STUDY QUESTIONS:
**a.** Print the section of the infection and response notes starting with "Infection and Response" and going on through "fungi and protists.".
**b.** In the infection and response notes, what is done to poultry to control Salmonella?
**c.** Carry the infection and response notes forward from their last line with the next part.

PAGE EXCERPT:
=== Begin Enclosure ===

Infection and Response — AQA Combined Science: Trilogy
This unit is about pathogens (disease-causing microorganisms), how they spread, how the body defends itself, and how we prevent and treat disease with vaccines and medicines.
Pathogens and communicable disease
Pathogens are microorganisms that cause communicable (infectious) diseases. They can be spread between organisms. The four types are bacteria, viruses, fungi and protists.
- Bacteria reproduce rapidly and can make toxins that damage tissues.
- Viruses live and reproduce inside cells, bursting them and causing damage.
How pathogens spread
- Direct contact (e.g. some skin and sexually transmitted infections).
- Water (e.g. drinking contaminated water).
- Air (droplets when sneezing or coughing).
Spread can be reduced by hygiene (hand washing, disinfectant), isolating infected individuals, destroying vectors, and vaccination.
Examples of diseases (learn these)
Viral:
- Measles — spread by droplets; fever and rash; can be fatal. Prevented by vaccination (MMR).
- HIV — spread by bodily fluids/sharing needles; attacks immune cells; controlled with antiretroviral drugs. Late stage is AIDS.
- Tobacco mosaic virus (TMV) — a plant disease that gives leaves a mosaic pattern, reducing photosynthesis.
Bacterial:
- Salmonella — food poisoning from contaminated food; fever, cramps, vomiting, diarrhoea. Poultry are vaccinated to control it.
- Gonorrhoea — sexually transmitted; treated with antibiotics (though resistant strains are increasing); spread reduced by barrier contraception.
Fungal:
- Rose black spot — purple/black spots on leaves, reducing photosynthesis; spread in water/wind; treated with fungicides.
Protist:
- Malaria — caused by a protist spread by mosquito vectors; causes recurrent fevers; controlled by preventing mosquito breeding and using mosquito nets.
Human defence systems
The body's non-specific first lines of defence stop pathogens entering:
- Skin — a barrier; also produces antimicrobial secretions.
- Nose — hairs and mucus trap particles.

=== End Enclosure ===

SOURCE DATA:
=== Begin Enclosure ===

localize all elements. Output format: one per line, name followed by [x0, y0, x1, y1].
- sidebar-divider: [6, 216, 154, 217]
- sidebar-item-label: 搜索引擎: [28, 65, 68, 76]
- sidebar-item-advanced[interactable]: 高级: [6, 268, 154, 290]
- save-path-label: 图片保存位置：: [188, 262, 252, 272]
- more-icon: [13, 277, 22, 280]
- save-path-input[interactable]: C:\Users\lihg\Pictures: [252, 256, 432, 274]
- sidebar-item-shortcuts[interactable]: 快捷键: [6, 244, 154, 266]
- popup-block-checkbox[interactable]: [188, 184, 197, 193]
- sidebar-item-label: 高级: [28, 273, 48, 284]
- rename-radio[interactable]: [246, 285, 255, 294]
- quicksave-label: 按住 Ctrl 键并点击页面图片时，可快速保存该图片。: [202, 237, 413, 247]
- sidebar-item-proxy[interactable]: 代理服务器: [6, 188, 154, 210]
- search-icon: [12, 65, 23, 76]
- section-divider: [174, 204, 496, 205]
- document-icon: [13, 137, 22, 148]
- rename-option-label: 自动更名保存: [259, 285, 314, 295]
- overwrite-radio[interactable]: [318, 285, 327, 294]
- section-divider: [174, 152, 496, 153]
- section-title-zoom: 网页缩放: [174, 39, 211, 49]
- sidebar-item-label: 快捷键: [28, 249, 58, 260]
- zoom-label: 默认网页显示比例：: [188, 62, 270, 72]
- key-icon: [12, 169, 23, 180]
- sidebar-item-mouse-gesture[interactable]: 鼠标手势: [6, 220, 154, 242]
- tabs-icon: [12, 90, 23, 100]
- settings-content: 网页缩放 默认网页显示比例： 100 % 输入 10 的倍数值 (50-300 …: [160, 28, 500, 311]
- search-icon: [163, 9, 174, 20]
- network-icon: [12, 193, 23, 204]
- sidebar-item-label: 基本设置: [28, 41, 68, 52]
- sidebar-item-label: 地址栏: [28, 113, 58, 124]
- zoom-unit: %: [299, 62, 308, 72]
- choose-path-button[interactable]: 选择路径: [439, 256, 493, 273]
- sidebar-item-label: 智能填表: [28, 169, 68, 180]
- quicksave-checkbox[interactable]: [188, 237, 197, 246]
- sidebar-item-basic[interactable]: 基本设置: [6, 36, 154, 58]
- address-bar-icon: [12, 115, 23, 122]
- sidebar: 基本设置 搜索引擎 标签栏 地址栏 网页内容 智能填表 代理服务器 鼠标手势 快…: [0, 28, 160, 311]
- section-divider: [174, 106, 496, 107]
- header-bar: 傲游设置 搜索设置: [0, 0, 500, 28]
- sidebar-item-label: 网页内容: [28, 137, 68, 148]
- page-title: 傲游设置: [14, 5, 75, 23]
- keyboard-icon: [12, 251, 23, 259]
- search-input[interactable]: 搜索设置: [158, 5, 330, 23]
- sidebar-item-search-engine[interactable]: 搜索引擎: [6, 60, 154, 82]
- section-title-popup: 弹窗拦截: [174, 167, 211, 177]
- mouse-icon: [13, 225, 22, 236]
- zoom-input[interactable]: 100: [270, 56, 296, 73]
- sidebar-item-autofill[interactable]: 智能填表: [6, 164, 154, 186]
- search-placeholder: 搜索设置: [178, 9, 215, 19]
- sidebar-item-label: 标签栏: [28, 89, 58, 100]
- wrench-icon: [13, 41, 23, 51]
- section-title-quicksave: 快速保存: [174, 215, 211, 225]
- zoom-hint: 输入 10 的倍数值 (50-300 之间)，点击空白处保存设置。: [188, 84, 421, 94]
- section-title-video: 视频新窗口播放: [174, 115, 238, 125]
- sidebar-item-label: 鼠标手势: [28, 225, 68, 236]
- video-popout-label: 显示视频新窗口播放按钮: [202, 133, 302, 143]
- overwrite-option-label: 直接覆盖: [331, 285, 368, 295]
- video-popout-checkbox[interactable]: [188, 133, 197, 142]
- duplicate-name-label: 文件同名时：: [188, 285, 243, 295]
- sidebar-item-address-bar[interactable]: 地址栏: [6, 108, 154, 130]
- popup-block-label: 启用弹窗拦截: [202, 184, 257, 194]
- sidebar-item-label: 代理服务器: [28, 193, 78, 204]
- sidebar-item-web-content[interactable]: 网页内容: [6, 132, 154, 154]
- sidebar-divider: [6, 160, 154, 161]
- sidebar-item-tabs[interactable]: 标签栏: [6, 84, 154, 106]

=== End Enclosure ===

ANSWERS PER TASK:
**a.**
Infection and Response — AQA Combined Science: Trilogy
This unit is about pathogens (disease-causing microorganisms), how they spread, how the body defends itself, and how we prevent and treat disease with vaccines and medicines.
Pathogens and communicable disease
Pathogens are microorganisms that cause communicable (infectious) diseases. They can be spread between organisms. The four types are bacteria, viruses, fungi and protists.

**b.** Poultry are vaccinated.

**c.**
- Trachea and bronchi — mucus traps pathogens; cilia waft it away.
- Stomach — hydrochloric acid kills pathogens in food.
If pathogens get inside, white blood cells defend the body by:
- Phagocytosis — engulfing and digesting pathogens.
- Producing antibodies — proteins that lock onto specific antigens on pathogens, marking them for destruction.
- Producing antitoxins — that neutralise toxins released by bacteria.
Vaccination
A vaccine contains small quantities of dead or inactive forms of a pathogen (or its antigens). This stimulates white blood cells to produce antibodies. If the real pathogen later enters, the body responds quickly and in large numbers to destroy it, so the person does not become ill.
Herd immunity: if a large proportion of the population is vaccinated, the spread of a pathogen is greatly reduced, protecting even those who are not immune.
You should be able to evaluate vaccination programmes, weighing benefits (preventing epidemics) against possible drawbacks (rare side effects, cost).
Medicines
- Painkillers (e.g. aspirin, paracetamol) treat symptoms but do not kill pathogens.
- Antibiotics (e.g. penicillin) kill bacteria inside the body and have greatly reduced deaths from bacterial diseases.
Important points:
- Antibiotics do not kill viruses (viruses live inside cells, making them hard to target without harming the body).
- Antibiotic-resistant bacteria (e.g. MRSA) are increasing because of overuse and not completing courses. Resistance is reduced by not over-prescribing antibiotics and always finishing the course.
Origins of drugs
Many drugs were originally extracted from plants and microorganisms:
- Digitalis (heart drug) from foxgloves.
- Aspirin from willow.
- Penicillin discovered by Alexander Fleming from the Penicillium mould.
Most new drugs are now synthesised by chemists, but the starting point may still be a natural compound.
Developing new drugs
New drugs are extensively tested for safety, efficacy (does it work), toxicity and dose before use:
- Preclinical testing — on cells, tissues and live animals.
- Clinical trials — on healthy volunteers (low doses, to check safety) then on patients to find the optimum dose and check it works.
- Double-blind trials — some patients get a placebo; neither doctors nor patients know who receives which, to remove bias.
Results are peer reviewed and published. You should be able to explain why each stage is important.
Exam tips
- Learn the named diseases with their type, symptoms, spread and prevention — these come up every year.
- Be clear that vaccines work before infection (preparing the immune system), while antibiotics treat existing bacterial infections.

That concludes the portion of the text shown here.